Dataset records
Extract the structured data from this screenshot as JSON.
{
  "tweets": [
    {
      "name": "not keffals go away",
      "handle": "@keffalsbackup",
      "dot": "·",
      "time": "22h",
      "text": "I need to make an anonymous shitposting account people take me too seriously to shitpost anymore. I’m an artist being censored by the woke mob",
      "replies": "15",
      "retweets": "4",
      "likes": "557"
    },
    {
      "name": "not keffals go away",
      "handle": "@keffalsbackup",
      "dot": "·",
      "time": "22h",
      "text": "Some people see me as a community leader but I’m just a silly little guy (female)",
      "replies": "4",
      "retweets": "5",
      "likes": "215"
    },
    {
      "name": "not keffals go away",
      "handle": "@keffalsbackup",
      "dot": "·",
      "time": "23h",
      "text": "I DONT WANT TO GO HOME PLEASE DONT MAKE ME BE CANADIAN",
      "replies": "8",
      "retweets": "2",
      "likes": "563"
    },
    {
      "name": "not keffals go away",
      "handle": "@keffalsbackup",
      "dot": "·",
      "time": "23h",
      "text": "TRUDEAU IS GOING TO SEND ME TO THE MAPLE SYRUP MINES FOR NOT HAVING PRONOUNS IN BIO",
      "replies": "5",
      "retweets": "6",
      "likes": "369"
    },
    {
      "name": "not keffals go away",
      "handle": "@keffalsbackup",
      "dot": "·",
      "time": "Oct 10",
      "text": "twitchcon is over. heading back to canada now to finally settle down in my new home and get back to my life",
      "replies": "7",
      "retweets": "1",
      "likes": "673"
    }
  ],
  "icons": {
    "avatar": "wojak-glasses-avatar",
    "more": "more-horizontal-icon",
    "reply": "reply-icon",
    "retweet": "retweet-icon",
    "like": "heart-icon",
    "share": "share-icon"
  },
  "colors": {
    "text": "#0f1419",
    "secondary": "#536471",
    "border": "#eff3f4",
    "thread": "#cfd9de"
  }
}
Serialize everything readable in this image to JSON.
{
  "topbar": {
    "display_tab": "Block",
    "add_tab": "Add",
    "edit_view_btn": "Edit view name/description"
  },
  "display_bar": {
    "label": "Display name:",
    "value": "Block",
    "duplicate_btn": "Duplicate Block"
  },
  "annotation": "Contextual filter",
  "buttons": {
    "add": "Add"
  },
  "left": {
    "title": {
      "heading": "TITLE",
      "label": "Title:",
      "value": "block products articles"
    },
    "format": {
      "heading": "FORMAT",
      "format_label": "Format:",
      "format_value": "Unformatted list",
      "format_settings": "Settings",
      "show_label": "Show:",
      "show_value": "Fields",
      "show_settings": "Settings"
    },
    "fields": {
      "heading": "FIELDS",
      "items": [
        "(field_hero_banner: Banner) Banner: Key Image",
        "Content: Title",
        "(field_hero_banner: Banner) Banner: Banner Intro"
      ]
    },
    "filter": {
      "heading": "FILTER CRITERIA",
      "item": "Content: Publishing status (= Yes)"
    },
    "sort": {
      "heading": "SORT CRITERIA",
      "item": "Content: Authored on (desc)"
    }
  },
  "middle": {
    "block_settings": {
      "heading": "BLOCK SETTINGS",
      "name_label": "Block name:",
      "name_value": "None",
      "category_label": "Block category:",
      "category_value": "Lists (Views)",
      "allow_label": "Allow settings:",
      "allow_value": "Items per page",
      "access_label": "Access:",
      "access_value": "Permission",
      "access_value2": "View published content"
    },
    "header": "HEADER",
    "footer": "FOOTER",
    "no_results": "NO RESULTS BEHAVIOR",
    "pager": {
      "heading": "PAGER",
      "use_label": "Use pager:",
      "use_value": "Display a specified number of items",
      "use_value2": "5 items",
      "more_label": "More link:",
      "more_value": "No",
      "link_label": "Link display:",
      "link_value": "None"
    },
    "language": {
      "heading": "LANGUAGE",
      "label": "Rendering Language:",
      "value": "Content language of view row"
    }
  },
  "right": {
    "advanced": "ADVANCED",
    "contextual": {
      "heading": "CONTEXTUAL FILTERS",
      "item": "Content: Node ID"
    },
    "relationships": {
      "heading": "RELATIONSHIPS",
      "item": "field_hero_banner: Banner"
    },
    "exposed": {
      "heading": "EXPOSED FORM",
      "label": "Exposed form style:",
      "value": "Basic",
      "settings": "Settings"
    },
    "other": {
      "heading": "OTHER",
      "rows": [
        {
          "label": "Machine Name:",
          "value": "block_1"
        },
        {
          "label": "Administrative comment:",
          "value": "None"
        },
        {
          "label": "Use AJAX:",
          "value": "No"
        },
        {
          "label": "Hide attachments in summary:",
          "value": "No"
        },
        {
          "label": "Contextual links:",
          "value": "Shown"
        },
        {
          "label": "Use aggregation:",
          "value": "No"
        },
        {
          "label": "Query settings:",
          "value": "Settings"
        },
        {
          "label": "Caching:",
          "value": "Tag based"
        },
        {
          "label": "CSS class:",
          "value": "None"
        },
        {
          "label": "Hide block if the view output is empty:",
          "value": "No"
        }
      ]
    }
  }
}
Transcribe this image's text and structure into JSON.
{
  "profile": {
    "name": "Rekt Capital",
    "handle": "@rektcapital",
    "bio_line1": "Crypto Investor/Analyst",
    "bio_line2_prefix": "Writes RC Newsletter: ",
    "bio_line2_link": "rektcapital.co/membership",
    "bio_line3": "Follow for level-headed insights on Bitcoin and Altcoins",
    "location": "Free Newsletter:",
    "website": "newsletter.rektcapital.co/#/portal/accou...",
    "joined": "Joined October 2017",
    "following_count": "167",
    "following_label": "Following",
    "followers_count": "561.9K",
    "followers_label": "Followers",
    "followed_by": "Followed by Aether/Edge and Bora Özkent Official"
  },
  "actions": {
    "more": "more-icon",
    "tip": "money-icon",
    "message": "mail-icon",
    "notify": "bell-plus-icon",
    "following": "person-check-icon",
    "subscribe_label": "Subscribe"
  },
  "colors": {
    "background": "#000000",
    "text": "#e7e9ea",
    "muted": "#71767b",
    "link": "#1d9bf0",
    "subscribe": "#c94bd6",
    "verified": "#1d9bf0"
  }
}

EXERCISE OBJECTIVE:
Search the entries for "rektcapital" and copy out each line that has it.

OUTPUT BELOW:
    "handle": "@rektcapital",
    "bio_line2_link": "rektcapital.co/membership",
    "website": "newsletter.rektcapital.co/#/portal/accou...",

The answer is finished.